▶ **ENTRIES SHOWN**:
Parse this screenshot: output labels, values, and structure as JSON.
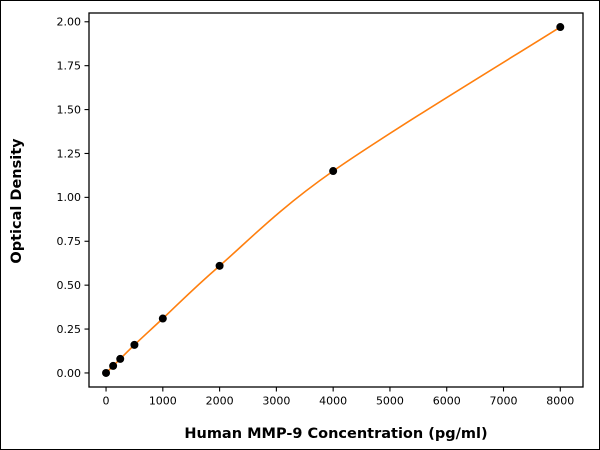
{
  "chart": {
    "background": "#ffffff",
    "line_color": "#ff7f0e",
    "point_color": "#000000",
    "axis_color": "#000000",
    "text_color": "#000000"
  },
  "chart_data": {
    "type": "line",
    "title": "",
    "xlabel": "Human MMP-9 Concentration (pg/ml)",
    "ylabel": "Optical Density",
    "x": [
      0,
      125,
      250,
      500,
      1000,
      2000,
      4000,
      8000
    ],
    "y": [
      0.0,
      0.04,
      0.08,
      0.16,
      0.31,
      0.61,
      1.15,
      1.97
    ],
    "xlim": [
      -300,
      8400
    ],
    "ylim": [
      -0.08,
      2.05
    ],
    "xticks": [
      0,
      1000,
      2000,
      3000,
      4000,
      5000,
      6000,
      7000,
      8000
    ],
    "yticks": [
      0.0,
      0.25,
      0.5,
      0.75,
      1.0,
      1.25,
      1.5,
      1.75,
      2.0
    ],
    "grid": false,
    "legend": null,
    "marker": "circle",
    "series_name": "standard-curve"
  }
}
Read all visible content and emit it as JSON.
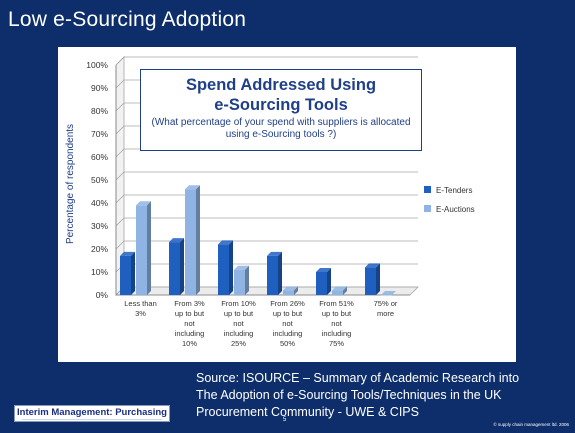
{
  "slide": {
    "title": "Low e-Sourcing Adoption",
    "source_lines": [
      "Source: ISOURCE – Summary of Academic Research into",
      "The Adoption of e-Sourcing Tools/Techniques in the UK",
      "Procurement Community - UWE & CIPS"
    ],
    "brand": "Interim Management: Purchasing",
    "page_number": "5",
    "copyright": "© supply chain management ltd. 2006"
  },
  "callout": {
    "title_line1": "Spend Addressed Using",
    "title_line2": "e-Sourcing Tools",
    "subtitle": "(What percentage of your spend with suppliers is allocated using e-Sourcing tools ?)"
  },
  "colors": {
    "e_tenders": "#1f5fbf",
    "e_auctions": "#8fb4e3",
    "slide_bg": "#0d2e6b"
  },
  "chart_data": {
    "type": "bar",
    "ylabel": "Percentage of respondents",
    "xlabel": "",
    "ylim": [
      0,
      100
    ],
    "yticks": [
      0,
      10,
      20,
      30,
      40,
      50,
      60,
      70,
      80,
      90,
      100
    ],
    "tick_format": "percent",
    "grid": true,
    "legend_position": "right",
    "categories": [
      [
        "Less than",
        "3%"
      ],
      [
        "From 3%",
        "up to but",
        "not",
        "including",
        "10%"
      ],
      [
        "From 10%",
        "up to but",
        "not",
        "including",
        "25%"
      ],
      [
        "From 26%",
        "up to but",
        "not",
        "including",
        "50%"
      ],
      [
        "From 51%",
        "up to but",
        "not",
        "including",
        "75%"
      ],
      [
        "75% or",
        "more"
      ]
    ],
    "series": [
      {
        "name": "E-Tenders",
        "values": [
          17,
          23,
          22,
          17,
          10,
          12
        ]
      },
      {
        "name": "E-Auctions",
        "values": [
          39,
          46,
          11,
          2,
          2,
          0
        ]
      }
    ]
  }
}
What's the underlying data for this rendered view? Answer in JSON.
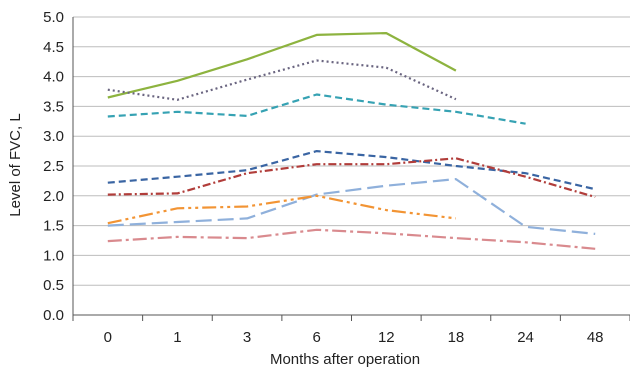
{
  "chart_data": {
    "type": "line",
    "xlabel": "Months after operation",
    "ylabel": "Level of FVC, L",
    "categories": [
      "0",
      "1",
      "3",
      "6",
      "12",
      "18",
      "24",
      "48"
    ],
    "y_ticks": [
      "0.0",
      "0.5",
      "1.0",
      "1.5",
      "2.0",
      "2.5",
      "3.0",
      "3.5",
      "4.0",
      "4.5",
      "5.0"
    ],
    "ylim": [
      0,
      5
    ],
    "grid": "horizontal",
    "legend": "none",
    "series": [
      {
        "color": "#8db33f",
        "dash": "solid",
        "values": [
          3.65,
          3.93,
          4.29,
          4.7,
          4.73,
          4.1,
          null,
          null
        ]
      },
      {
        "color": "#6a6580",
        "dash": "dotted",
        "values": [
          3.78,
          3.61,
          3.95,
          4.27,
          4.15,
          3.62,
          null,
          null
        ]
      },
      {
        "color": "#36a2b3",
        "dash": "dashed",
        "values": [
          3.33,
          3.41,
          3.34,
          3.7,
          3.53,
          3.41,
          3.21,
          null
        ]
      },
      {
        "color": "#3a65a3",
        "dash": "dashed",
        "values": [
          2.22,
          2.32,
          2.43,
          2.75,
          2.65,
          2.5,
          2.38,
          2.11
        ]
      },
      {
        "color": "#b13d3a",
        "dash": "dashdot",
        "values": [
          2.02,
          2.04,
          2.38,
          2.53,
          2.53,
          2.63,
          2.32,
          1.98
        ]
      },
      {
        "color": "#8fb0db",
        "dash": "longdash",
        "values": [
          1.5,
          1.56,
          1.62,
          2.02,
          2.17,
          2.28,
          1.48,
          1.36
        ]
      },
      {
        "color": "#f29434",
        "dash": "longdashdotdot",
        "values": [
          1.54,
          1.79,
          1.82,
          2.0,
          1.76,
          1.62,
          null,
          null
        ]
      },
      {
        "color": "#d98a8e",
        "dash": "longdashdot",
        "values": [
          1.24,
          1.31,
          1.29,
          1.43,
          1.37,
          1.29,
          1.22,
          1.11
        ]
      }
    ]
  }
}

▶ **TASK TO CARRY OUT**: From the entries above, list each line with "What" in it.

▶ **REPLY TO THE EXERCISE**:
    "subtitle": "(What percentage of your spend with suppliers is allocated using e-Sourcing tools ?)"
What's the underlying data for this rendered view? Answer in JSON.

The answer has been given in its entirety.